* [Direction]:
Where the string "detached" occurs in the material below, report the whole line.

* [Records for this task]:
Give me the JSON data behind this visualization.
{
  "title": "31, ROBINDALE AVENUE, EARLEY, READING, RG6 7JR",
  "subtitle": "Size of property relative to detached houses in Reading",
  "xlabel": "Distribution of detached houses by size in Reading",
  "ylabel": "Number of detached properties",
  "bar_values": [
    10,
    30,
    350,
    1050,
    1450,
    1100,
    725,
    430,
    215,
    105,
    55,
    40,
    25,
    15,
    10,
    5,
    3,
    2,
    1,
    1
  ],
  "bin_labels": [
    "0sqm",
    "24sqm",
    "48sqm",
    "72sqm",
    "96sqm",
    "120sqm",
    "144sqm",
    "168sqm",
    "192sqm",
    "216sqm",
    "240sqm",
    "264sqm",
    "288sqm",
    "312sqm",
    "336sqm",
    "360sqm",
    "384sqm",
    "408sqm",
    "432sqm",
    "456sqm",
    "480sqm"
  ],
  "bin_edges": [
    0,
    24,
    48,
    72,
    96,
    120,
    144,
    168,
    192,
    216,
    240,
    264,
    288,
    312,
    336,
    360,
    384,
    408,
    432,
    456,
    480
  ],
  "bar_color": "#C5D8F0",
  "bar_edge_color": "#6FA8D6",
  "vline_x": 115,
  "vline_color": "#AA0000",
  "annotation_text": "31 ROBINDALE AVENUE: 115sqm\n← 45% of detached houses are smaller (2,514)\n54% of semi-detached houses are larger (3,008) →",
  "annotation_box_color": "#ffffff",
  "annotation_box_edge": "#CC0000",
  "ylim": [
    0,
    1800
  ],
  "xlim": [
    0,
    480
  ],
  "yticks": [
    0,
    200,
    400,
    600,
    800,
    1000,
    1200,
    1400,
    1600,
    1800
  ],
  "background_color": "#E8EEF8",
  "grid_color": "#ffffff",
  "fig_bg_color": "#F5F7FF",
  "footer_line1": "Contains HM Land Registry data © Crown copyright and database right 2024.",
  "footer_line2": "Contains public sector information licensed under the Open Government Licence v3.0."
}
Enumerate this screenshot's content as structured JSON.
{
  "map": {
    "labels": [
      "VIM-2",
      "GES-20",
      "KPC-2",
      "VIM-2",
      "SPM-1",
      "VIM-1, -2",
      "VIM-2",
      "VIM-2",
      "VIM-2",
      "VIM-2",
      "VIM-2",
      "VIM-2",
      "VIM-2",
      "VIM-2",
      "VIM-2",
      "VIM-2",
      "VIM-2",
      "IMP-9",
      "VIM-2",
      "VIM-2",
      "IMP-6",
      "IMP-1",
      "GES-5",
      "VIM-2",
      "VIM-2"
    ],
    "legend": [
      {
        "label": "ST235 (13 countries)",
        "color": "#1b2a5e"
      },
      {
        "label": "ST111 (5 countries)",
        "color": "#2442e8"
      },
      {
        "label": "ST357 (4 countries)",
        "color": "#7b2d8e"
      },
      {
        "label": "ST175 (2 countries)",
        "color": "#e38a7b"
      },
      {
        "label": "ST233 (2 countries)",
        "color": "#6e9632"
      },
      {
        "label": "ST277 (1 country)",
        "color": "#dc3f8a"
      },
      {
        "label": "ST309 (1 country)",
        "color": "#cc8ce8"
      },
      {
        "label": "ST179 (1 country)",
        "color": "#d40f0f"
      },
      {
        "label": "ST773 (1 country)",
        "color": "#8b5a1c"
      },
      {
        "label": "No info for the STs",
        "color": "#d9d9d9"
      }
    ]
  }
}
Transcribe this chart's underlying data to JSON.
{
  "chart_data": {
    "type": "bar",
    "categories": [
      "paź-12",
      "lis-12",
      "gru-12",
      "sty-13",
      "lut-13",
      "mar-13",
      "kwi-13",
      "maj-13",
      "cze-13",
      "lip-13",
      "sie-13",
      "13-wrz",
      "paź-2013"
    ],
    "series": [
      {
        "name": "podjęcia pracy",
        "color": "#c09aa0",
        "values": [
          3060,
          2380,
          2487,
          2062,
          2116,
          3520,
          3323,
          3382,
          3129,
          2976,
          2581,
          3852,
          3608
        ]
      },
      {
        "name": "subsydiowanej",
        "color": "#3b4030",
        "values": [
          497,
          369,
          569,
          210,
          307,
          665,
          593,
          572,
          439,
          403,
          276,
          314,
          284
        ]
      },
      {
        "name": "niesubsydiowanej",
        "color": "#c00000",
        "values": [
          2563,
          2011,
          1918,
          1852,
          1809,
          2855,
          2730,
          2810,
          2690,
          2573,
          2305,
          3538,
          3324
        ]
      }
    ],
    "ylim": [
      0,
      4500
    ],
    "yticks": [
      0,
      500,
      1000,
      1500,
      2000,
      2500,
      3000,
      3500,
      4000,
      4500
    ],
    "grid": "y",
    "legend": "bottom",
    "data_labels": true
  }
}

* [Answer to the exercise]:
  "subtitle": "Size of property relative to detached houses in Reading",
  "xlabel": "Distribution of detached houses by size in Reading",
  "ylabel": "Number of detached properties",
  "annotation_text": "31 ROBINDALE AVENUE: 115sqm\n← 45% of detached houses are smaller (2,514)\n54% of semi-detached houses are larger (3,008) →",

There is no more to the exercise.